[Stored data entries]

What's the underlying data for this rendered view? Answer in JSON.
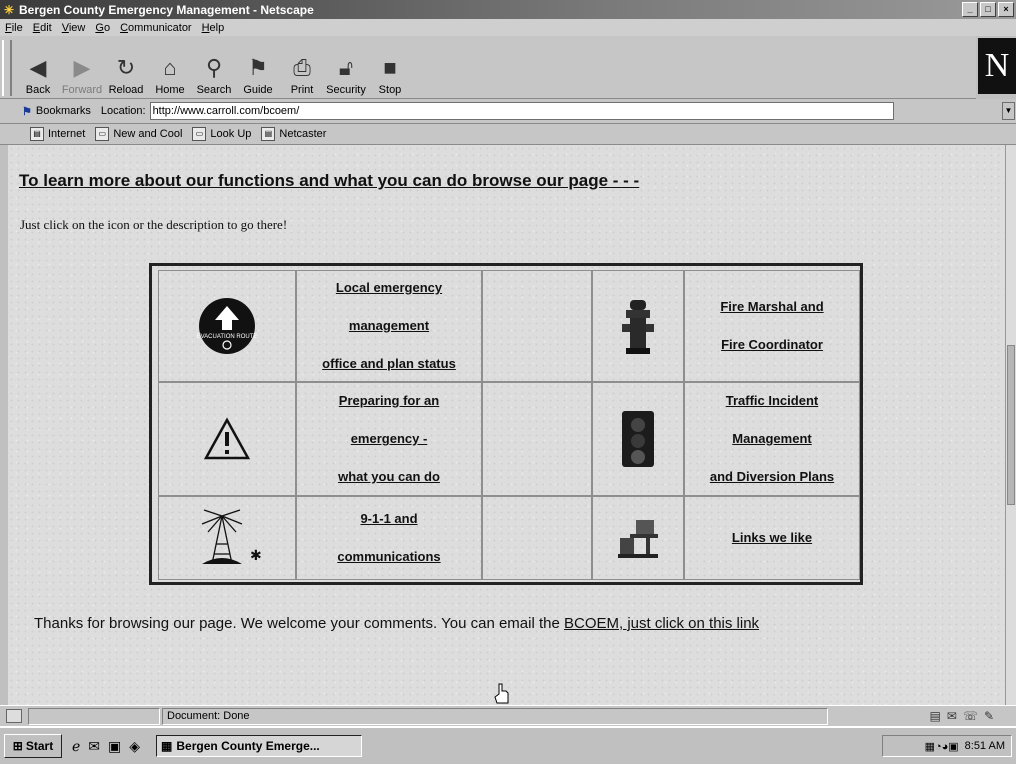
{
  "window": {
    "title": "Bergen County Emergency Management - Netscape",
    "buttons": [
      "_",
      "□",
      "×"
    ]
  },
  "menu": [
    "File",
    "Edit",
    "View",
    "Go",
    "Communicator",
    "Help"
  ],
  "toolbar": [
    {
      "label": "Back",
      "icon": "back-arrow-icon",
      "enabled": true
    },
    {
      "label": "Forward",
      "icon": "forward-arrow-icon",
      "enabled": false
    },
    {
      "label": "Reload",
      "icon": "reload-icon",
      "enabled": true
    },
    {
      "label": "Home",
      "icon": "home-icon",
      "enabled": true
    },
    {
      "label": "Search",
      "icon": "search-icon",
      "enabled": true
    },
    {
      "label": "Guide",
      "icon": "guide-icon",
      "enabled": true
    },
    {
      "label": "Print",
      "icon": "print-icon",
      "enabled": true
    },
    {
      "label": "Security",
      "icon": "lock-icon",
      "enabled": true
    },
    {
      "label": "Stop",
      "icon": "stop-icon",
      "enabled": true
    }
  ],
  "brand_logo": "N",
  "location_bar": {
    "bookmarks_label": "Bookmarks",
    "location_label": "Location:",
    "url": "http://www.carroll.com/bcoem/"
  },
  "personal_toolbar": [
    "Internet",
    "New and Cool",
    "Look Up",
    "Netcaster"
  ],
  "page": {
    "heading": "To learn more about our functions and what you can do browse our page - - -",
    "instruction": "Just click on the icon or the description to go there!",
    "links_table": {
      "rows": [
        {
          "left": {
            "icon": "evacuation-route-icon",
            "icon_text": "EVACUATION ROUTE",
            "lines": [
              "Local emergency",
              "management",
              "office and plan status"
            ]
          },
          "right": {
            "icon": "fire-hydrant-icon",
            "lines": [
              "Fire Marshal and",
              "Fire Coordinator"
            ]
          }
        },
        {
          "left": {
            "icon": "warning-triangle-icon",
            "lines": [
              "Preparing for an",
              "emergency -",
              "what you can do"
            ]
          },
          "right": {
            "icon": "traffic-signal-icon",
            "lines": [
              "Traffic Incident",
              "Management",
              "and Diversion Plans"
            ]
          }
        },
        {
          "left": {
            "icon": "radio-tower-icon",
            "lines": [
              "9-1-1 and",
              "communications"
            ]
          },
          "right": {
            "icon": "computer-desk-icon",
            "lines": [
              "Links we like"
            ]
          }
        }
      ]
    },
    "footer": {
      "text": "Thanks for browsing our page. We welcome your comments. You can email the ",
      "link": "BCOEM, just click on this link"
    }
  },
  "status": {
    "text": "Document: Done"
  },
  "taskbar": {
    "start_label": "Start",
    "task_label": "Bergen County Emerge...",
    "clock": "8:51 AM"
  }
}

==

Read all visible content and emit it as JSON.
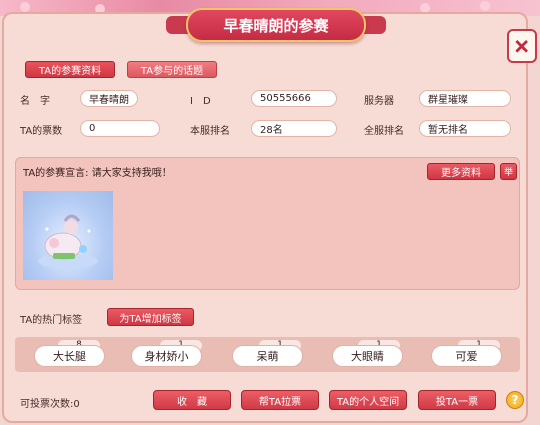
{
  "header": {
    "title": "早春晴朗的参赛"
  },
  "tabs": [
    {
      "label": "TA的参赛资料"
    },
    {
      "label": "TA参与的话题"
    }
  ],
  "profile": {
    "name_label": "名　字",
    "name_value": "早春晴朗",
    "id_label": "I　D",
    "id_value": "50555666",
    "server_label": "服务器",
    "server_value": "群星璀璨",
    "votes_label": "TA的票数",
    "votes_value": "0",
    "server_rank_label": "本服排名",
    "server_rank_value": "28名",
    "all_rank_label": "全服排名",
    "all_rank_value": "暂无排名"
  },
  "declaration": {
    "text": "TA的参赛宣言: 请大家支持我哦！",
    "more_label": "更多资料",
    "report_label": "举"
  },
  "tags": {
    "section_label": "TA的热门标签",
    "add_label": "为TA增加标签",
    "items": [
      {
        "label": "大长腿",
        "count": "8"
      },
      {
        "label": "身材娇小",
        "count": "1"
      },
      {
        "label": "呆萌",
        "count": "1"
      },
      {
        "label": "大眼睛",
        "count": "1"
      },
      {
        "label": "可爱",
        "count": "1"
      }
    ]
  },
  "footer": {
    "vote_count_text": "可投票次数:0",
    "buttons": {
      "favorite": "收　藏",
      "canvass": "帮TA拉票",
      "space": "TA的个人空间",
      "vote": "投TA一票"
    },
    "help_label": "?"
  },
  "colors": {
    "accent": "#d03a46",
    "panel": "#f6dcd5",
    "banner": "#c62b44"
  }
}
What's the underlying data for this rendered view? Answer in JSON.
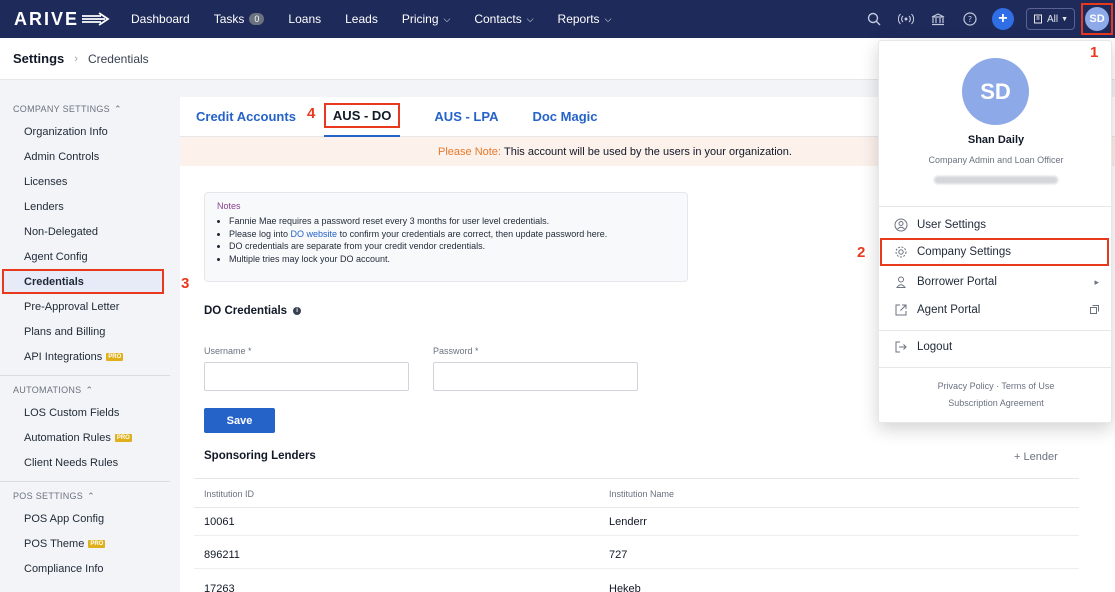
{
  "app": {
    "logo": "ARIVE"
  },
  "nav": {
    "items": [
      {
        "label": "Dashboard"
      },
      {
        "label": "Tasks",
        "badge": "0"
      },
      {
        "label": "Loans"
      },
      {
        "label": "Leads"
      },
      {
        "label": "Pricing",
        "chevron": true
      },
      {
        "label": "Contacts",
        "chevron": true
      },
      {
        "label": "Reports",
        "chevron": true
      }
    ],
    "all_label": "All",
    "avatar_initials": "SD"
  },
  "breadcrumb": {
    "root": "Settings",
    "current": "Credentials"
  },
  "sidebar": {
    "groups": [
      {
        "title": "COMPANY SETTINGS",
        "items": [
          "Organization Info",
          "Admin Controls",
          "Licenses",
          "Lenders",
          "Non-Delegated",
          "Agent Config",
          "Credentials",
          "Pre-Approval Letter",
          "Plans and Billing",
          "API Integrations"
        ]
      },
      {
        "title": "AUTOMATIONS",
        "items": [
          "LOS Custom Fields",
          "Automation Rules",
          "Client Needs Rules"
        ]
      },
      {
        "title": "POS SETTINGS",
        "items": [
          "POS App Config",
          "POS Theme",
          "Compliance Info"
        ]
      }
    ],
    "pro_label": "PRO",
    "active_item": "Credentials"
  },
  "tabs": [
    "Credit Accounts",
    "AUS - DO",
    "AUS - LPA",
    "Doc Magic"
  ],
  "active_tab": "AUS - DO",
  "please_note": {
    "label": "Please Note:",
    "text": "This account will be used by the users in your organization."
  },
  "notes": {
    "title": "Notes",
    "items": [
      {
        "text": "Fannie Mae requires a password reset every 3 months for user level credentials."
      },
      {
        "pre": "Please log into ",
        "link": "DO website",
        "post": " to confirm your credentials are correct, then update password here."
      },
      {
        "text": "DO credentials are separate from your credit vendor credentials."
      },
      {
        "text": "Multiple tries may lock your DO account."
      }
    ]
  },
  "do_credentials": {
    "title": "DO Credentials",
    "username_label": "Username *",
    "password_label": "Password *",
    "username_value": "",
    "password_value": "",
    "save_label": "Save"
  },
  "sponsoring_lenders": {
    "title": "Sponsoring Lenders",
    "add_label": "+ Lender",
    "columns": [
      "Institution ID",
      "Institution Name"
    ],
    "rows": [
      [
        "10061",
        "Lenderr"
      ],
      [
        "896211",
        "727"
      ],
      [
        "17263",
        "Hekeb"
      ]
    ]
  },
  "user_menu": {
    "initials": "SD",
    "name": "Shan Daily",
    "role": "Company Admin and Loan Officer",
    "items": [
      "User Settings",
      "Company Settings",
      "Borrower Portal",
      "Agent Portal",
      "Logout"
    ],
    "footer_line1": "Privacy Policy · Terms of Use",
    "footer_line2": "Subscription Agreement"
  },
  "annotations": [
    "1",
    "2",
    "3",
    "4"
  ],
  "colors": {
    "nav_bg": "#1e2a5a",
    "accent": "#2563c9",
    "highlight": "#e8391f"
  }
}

---

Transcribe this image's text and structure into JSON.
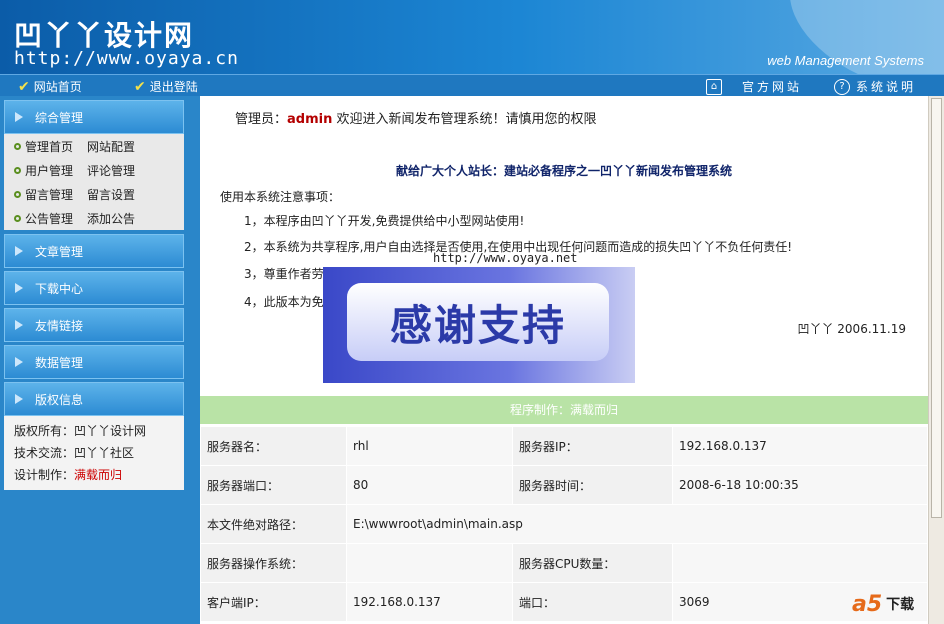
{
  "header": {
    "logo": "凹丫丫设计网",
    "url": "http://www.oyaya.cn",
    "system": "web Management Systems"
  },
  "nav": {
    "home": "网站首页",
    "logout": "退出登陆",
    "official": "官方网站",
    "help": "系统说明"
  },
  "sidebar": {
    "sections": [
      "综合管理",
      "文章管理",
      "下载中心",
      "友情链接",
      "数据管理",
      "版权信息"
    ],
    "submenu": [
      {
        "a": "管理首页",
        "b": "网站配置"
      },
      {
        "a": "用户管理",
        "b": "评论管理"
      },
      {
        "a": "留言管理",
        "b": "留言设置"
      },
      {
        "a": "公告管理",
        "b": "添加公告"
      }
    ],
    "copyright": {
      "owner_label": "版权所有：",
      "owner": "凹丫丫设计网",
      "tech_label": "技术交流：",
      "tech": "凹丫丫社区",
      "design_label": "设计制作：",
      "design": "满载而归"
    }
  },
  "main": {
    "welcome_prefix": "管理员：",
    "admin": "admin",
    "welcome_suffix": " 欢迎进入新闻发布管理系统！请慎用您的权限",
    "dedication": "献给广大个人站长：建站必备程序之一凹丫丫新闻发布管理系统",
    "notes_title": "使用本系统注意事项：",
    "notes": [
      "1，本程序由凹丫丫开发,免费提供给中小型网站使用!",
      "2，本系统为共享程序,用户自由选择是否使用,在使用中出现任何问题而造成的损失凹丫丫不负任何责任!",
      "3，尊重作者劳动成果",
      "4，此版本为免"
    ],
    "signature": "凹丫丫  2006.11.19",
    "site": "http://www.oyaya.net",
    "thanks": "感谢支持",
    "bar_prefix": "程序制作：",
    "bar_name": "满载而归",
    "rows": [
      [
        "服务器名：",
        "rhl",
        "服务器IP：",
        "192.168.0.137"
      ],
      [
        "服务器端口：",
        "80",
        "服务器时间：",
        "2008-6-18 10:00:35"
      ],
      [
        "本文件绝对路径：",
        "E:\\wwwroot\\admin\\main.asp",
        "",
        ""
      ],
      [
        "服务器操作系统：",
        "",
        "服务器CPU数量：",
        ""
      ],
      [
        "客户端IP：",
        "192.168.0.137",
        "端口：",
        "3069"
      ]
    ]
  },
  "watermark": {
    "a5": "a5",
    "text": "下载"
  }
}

**Challenge**
Check each line of the entries for the string "Plans". Copy the lines that have it.

**Complete output**
              "and Diversion Plans"
          "Plans and Billing",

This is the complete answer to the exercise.